> _Work instructions_
Compile every line that includes the word "遇到操作数".

> _Material for this task_
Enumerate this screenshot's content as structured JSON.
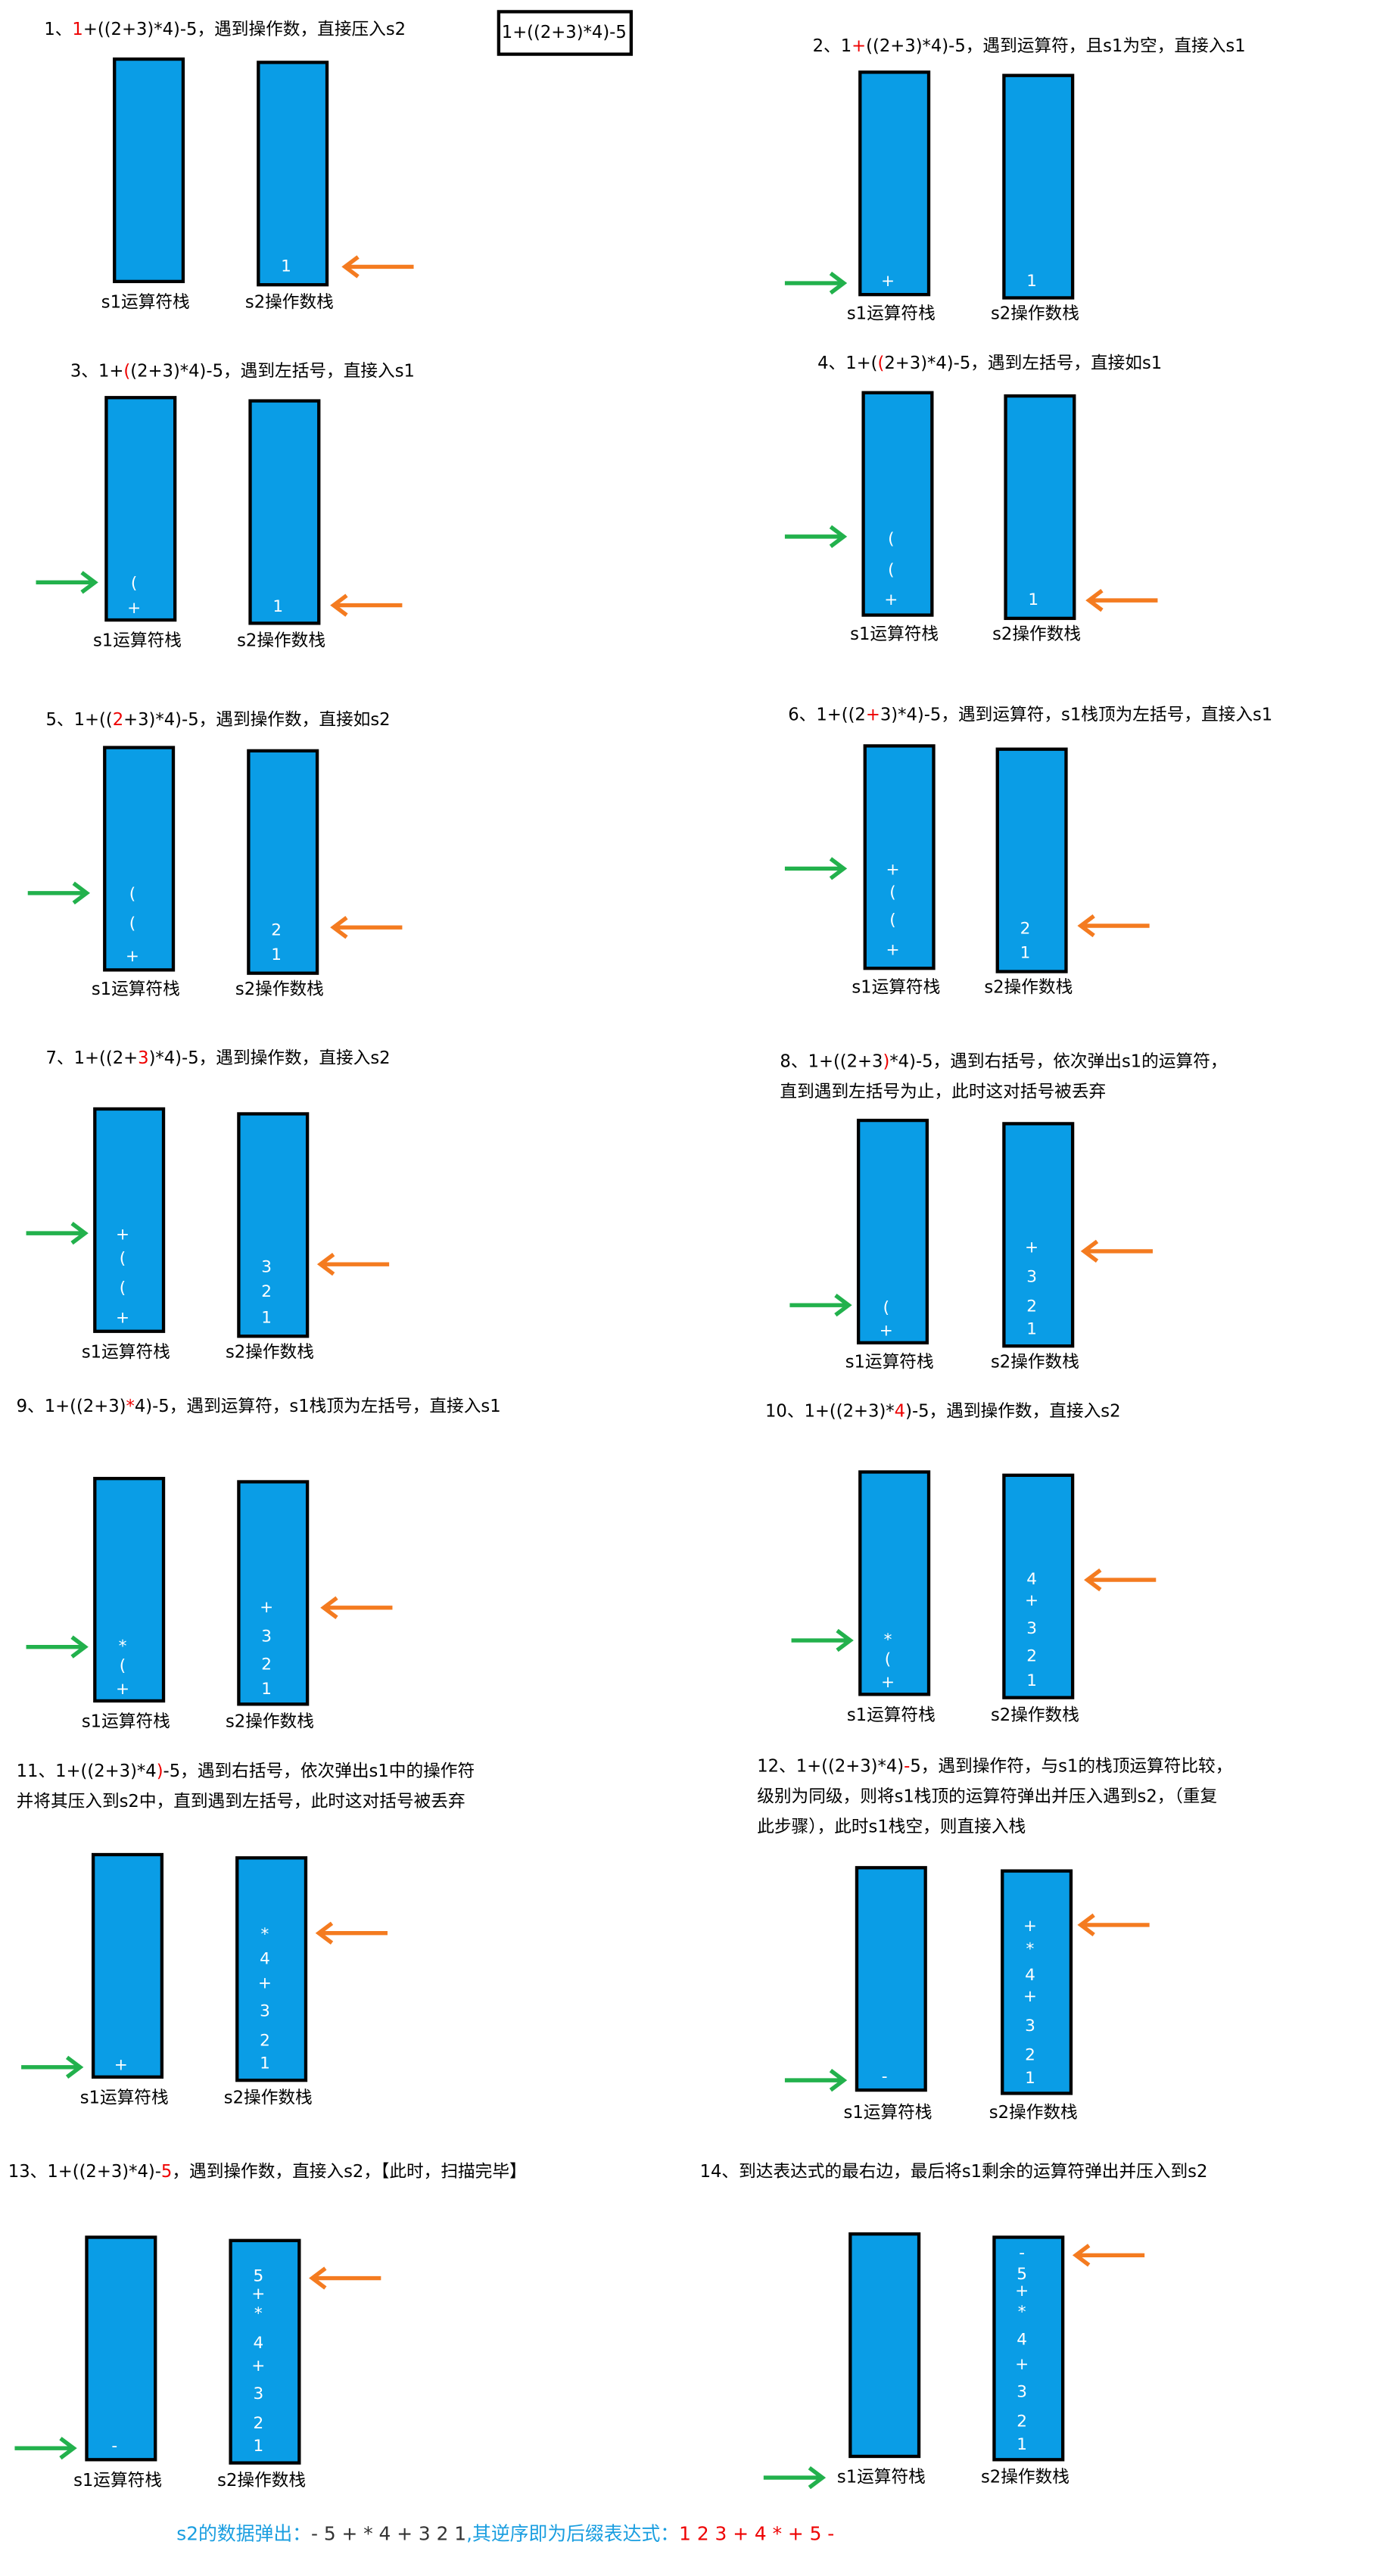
{
  "expression_box": "1+((2+3)*4)-5",
  "steps": [
    {
      "caption": [
        [
          {
            "text": "1、",
            "color": "#000"
          },
          {
            "text": "1",
            "color": "#e00"
          },
          {
            "text": "+((2+3)*4)-5，遇到操作数，直接压入s2",
            "color": "#000"
          }
        ]
      ],
      "s1": [],
      "s2": [
        "1"
      ],
      "s1_label": "s1运算符栈",
      "s2_label": "s2操作数栈"
    },
    {
      "caption": [
        [
          {
            "text": "2、1",
            "color": "#000"
          },
          {
            "text": "+",
            "color": "#e00"
          },
          {
            "text": "((2+3)*4)-5，遇到运算符，且s1为空，直接入s1",
            "color": "#000"
          }
        ]
      ],
      "s1": [
        "+"
      ],
      "s2": [
        "1"
      ],
      "s1_label": "s1运算符栈",
      "s2_label": "s2操作数栈"
    },
    {
      "caption": [
        [
          {
            "text": "3、1+",
            "color": "#000"
          },
          {
            "text": "(",
            "color": "#e00"
          },
          {
            "text": "(2+3)*4)-5，遇到左括号，直接入s1",
            "color": "#000"
          }
        ]
      ],
      "s1": [
        "+",
        "("
      ],
      "s2": [
        "1"
      ],
      "s1_label": "s1运算符栈",
      "s2_label": "s2操作数栈"
    },
    {
      "caption": [
        [
          {
            "text": "4、1+(",
            "color": "#000"
          },
          {
            "text": "(",
            "color": "#e00"
          },
          {
            "text": "2+3)*4)-5，遇到左括号，直接如s1",
            "color": "#000"
          }
        ]
      ],
      "s1": [
        "+",
        "(",
        "("
      ],
      "s2": [
        "1"
      ],
      "s1_label": "s1运算符栈",
      "s2_label": "s2操作数栈"
    },
    {
      "caption": [
        [
          {
            "text": "5、1+((",
            "color": "#000"
          },
          {
            "text": "2",
            "color": "#e00"
          },
          {
            "text": "+3)*4)-5，遇到操作数，直接如s2",
            "color": "#000"
          }
        ]
      ],
      "s1": [
        "+",
        "(",
        "("
      ],
      "s2": [
        "1",
        "2"
      ],
      "s1_label": "s1运算符栈",
      "s2_label": "s2操作数栈"
    },
    {
      "caption": [
        [
          {
            "text": "6、1+((2",
            "color": "#000"
          },
          {
            "text": "+",
            "color": "#e00"
          },
          {
            "text": "3)*4)-5，遇到运算符，s1栈顶为左括号，直接入s1",
            "color": "#000"
          }
        ]
      ],
      "s1": [
        "+",
        "(",
        "(",
        "+"
      ],
      "s2": [
        "1",
        "2"
      ],
      "s1_label": "s1运算符栈",
      "s2_label": "s2操作数栈"
    },
    {
      "caption": [
        [
          {
            "text": "7、1+((2+",
            "color": "#000"
          },
          {
            "text": "3",
            "color": "#e00"
          },
          {
            "text": ")*4)-5，遇到操作数，直接入s2",
            "color": "#000"
          }
        ]
      ],
      "s1": [
        "+",
        "(",
        "(",
        "+"
      ],
      "s2": [
        "1",
        "2",
        "3"
      ],
      "s1_label": "s1运算符栈",
      "s2_label": "s2操作数栈"
    },
    {
      "caption": [
        [
          {
            "text": "8、1+((2+3",
            "color": "#000"
          },
          {
            "text": ")",
            "color": "#e00"
          },
          {
            "text": "*4)-5，遇到右括号，依次弹出s1的运算符，",
            "color": "#000"
          }
        ],
        [
          {
            "text": "直到遇到左括号为止，此时这对括号被丢弃",
            "color": "#000"
          }
        ]
      ],
      "s1": [
        "+",
        "("
      ],
      "s2": [
        "1",
        "2",
        "3",
        "+"
      ],
      "s1_label": "s1运算符栈",
      "s2_label": "s2操作数栈"
    },
    {
      "caption": [
        [
          {
            "text": "9、1+((2+3)",
            "color": "#000"
          },
          {
            "text": "*",
            "color": "#e00"
          },
          {
            "text": "4)-5，遇到运算符，s1栈顶为左括号，直接入s1",
            "color": "#000"
          }
        ]
      ],
      "s1": [
        "+",
        "(",
        "*"
      ],
      "s2": [
        "1",
        "2",
        "3",
        "+"
      ],
      "s1_label": "s1运算符栈",
      "s2_label": "s2操作数栈"
    },
    {
      "caption": [
        [
          {
            "text": "10、1+((2+3)*",
            "color": "#000"
          },
          {
            "text": "4",
            "color": "#e00"
          },
          {
            "text": ")-5，遇到操作数，直接入s2",
            "color": "#000"
          }
        ]
      ],
      "s1": [
        "+",
        "(",
        "*"
      ],
      "s2": [
        "1",
        "2",
        "3",
        "+",
        "4"
      ],
      "s1_label": "s1运算符栈",
      "s2_label": "s2操作数栈"
    },
    {
      "caption": [
        [
          {
            "text": "11、1+((2+3)*4",
            "color": "#000"
          },
          {
            "text": ")",
            "color": "#e00"
          },
          {
            "text": "-5，遇到右括号，依次弹出s1中的操作符",
            "color": "#000"
          }
        ],
        [
          {
            "text": "并将其压入到s2中，直到遇到左括号，此时这对括号被丢弃",
            "color": "#000"
          }
        ]
      ],
      "s1": [
        "+"
      ],
      "s2": [
        "1",
        "2",
        "3",
        "+",
        "4",
        "*"
      ],
      "s1_label": "s1运算符栈",
      "s2_label": "s2操作数栈"
    },
    {
      "caption": [
        [
          {
            "text": "12、1+((2+3)*4)",
            "color": "#000"
          },
          {
            "text": "-",
            "color": "#e00"
          },
          {
            "text": "5，遇到操作符，与s1的栈顶运算符比较，",
            "color": "#000"
          }
        ],
        [
          {
            "text": "级别为同级，则将s1栈顶的运算符弹出并压入遇到s2，（重复",
            "color": "#000"
          }
        ],
        [
          {
            "text": "此步骤），此时s1栈空，则直接入栈",
            "color": "#000"
          }
        ]
      ],
      "s1": [
        "-"
      ],
      "s2": [
        "1",
        "2",
        "3",
        "+",
        "4",
        "*",
        "+"
      ],
      "s1_label": "s1运算符栈",
      "s2_label": "s2操作数栈"
    },
    {
      "caption": [
        [
          {
            "text": "13、1+((2+3)*4)-",
            "color": "#000"
          },
          {
            "text": "5",
            "color": "#e00"
          },
          {
            "text": "，遇到操作数，直接入s2，【此时，扫描完毕】",
            "color": "#000"
          }
        ]
      ],
      "s1": [
        "-"
      ],
      "s2": [
        "1",
        "2",
        "3",
        "+",
        "4",
        "*",
        "+",
        "5"
      ],
      "s1_label": "s1运算符栈",
      "s2_label": "s2操作数栈"
    },
    {
      "caption": [
        [
          {
            "text": "14、到达表达式的最右边，最后将s1剩余的运算符弹出并压入到s2",
            "color": "#000"
          }
        ]
      ],
      "s1": [],
      "s2": [
        "1",
        "2",
        "3",
        "+",
        "4",
        "*",
        "+",
        "5",
        "-"
      ],
      "s1_label": "s1运算符栈",
      "s2_label": "s2操作数栈"
    }
  ],
  "footer": [
    {
      "text": "s2的数据弹出：",
      "color": "#1a9ee0"
    },
    {
      "text": "- 5 + * 4 + 3 2 1",
      "color": "#333"
    },
    {
      "text": ",其逆序即为后缀表达式：",
      "color": "#1a9ee0"
    },
    {
      "text": "1 2 3 + 4 * + 5 -",
      "color": "#e00"
    }
  ]
}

> _Exercise answer_
            "text": "+((2+3)*4)-5，遇到操作数，直接压入s2",
            "text": "+3)*4)-5，遇到操作数，直接如s2",
            "text": ")*4)-5，遇到操作数，直接入s2",
            "text": ")-5，遇到操作数，直接入s2",
            "text": "，遇到操作数，直接入s2，【此时，扫描完毕】",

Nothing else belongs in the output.